• Task brief:
Report the count of lines containing the word "heritage" in the entries below, and nothing more.

⟨

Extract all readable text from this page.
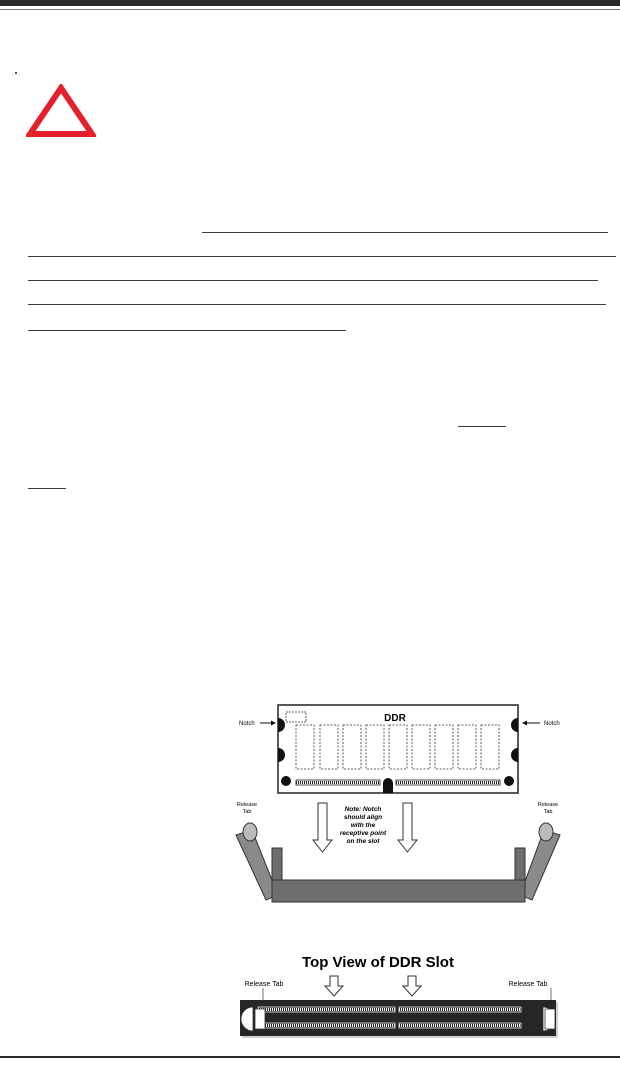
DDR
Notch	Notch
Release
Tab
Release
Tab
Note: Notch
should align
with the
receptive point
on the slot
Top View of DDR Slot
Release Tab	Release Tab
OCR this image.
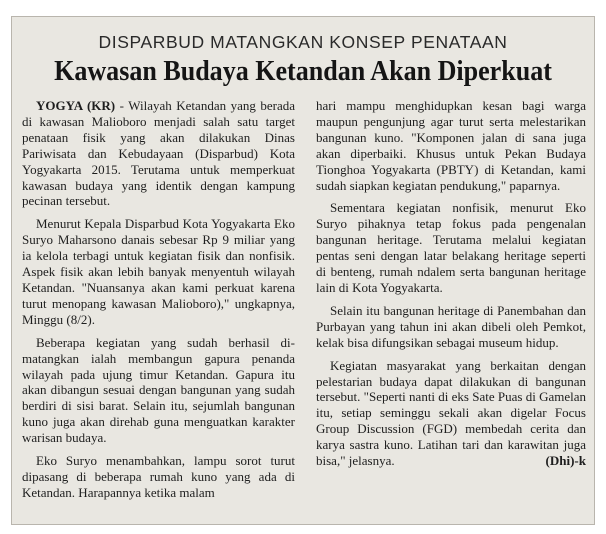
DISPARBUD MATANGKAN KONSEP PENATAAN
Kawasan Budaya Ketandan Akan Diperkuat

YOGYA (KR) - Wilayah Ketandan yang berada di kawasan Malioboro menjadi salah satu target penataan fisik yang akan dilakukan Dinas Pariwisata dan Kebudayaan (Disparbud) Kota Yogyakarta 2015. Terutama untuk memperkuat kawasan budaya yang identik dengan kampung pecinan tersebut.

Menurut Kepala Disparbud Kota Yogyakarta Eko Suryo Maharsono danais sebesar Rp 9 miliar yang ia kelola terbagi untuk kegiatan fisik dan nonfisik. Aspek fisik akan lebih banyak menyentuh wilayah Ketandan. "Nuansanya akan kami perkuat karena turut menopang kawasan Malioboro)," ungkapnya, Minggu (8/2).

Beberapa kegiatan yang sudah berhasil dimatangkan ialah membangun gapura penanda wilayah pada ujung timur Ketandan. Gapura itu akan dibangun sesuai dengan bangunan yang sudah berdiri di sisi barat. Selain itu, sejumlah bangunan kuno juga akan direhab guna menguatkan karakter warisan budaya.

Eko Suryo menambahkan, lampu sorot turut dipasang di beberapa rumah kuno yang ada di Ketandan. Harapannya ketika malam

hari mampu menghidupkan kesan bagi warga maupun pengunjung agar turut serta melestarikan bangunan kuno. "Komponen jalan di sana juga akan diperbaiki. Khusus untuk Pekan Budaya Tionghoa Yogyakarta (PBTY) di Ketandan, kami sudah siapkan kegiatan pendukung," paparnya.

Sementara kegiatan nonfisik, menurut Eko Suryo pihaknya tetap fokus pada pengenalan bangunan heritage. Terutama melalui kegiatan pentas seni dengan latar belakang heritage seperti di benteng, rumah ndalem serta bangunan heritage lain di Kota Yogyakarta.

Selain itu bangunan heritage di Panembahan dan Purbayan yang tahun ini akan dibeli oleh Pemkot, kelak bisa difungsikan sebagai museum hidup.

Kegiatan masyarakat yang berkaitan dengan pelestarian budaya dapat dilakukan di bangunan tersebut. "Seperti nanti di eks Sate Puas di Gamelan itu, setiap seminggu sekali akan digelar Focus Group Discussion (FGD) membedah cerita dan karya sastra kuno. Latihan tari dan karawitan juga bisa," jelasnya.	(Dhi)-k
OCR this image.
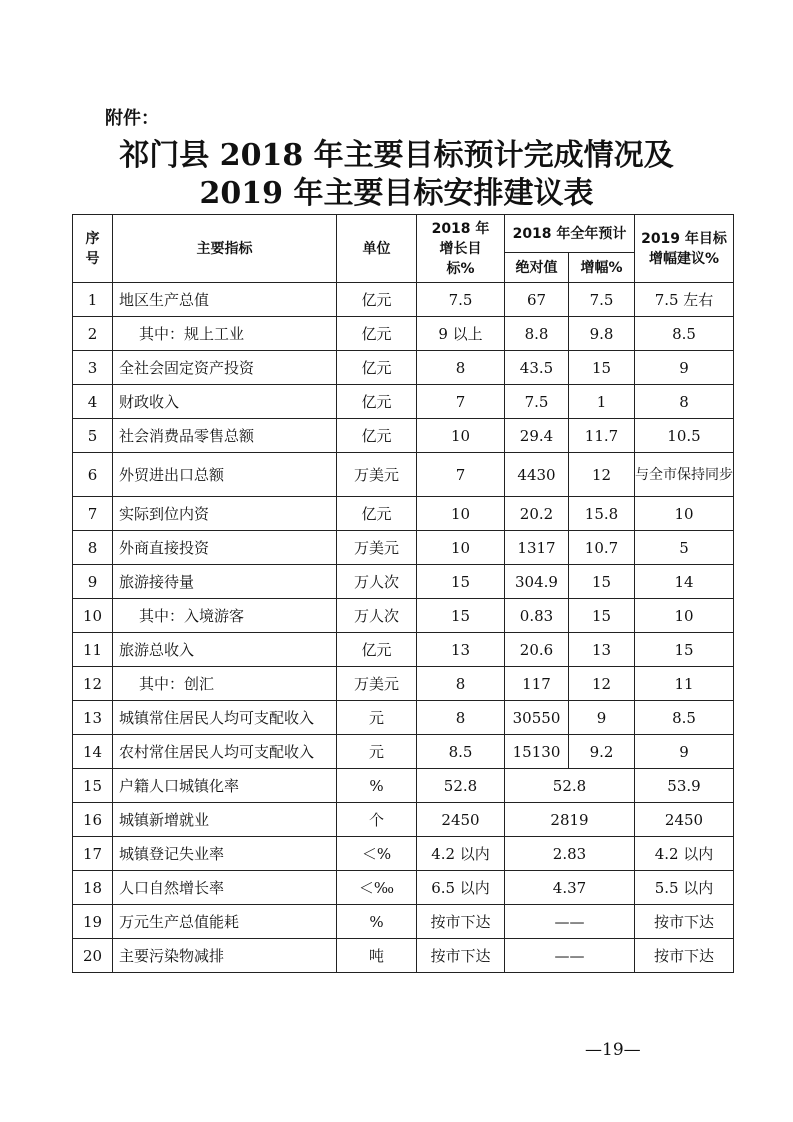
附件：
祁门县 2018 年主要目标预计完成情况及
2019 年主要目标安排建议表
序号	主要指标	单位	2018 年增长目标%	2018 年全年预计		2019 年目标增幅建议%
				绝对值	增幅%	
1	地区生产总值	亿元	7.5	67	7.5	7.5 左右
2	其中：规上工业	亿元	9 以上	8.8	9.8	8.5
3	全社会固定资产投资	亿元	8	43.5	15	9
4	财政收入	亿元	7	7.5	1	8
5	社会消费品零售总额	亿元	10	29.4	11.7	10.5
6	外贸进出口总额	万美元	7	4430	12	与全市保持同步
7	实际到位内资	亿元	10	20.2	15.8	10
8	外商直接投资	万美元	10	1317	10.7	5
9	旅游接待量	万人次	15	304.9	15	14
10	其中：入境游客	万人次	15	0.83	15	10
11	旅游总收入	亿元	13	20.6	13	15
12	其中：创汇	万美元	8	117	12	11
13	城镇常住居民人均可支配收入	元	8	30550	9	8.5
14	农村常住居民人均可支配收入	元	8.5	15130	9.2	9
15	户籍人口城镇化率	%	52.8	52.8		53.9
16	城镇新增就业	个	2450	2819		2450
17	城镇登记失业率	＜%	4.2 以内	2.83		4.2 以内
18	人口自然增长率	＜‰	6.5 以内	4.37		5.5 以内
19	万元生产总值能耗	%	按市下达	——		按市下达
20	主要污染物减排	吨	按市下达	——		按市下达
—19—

⟩
⟨

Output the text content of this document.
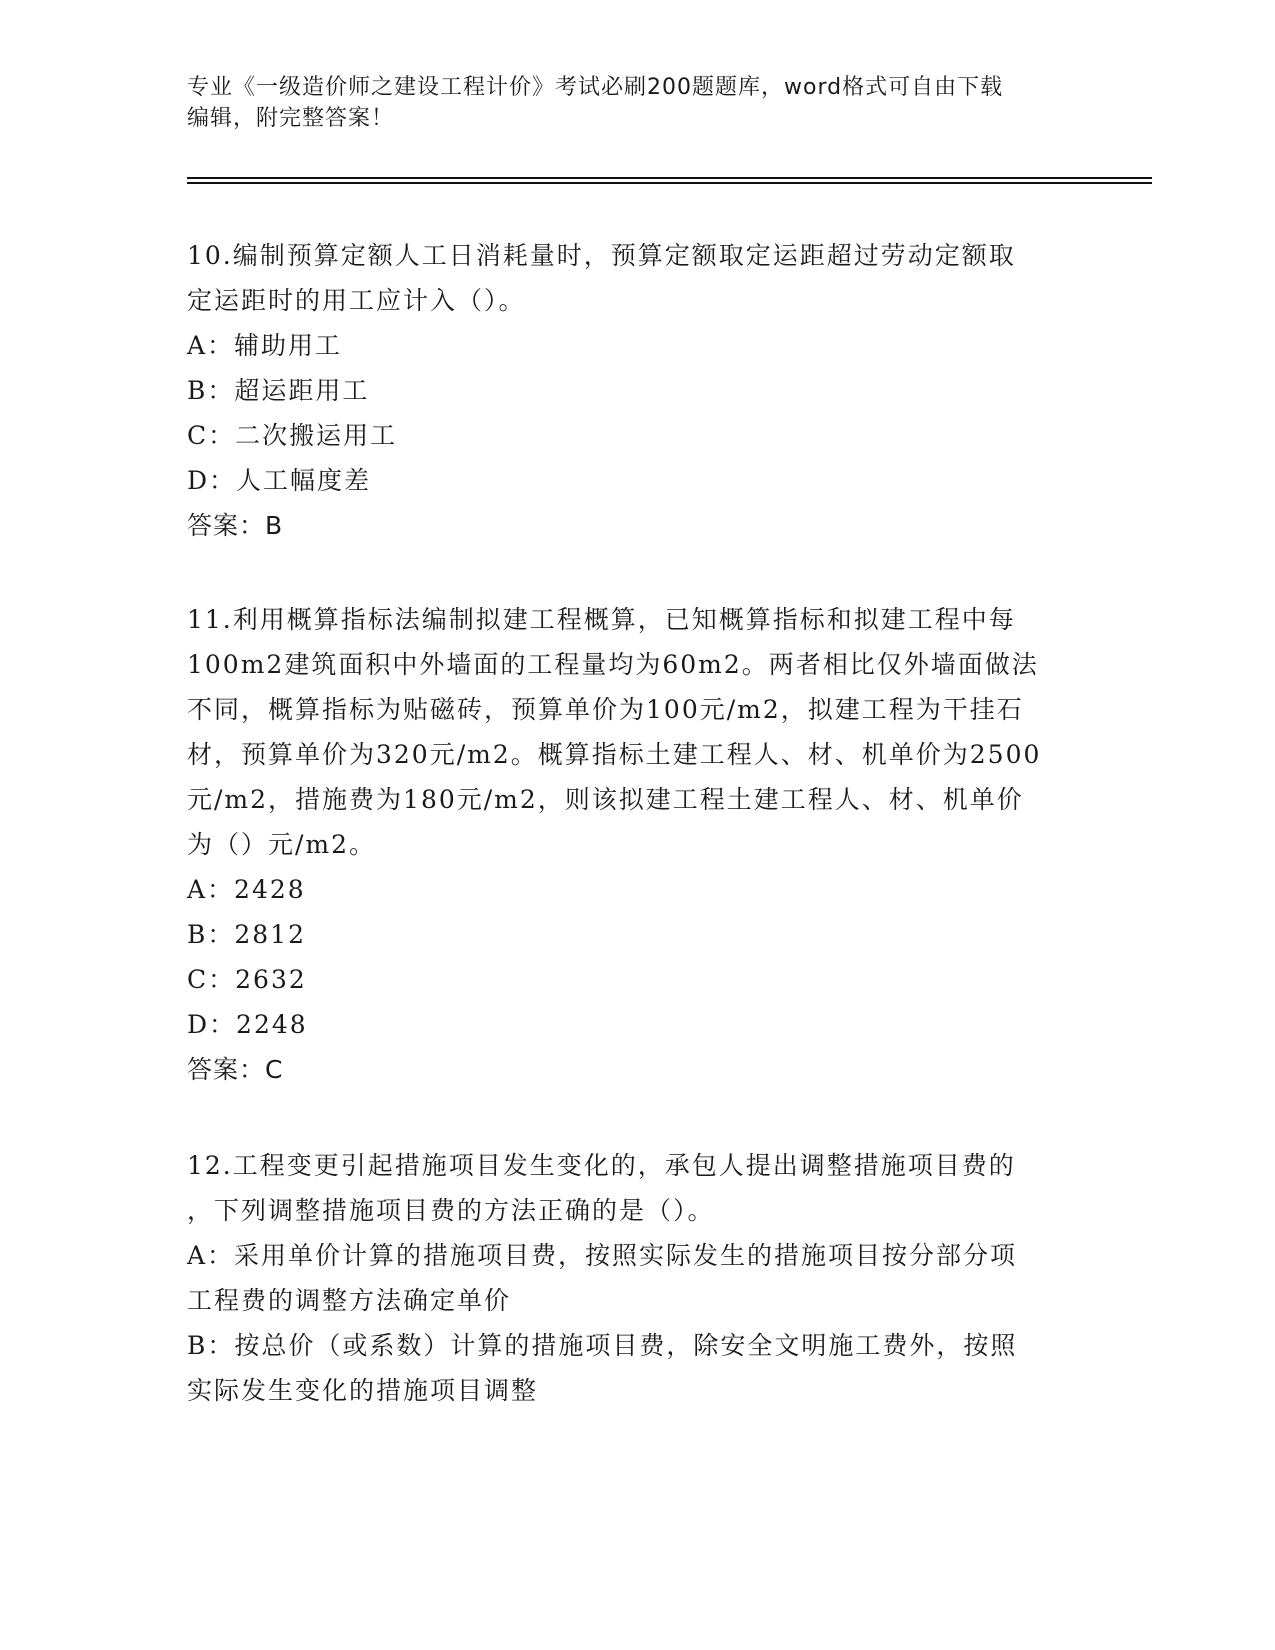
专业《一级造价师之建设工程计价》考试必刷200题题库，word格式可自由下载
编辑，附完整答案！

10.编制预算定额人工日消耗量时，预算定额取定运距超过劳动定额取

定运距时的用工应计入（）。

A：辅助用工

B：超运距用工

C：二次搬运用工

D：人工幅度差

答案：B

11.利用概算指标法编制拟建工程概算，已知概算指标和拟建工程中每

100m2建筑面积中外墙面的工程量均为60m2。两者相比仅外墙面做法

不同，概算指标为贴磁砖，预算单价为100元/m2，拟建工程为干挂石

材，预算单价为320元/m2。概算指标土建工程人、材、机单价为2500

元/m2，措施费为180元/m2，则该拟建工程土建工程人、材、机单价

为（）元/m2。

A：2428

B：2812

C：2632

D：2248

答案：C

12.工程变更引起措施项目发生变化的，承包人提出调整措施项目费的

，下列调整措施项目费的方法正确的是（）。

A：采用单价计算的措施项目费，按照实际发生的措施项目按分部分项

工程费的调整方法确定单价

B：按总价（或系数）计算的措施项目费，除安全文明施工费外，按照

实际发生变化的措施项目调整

⟩

• Task answer:
2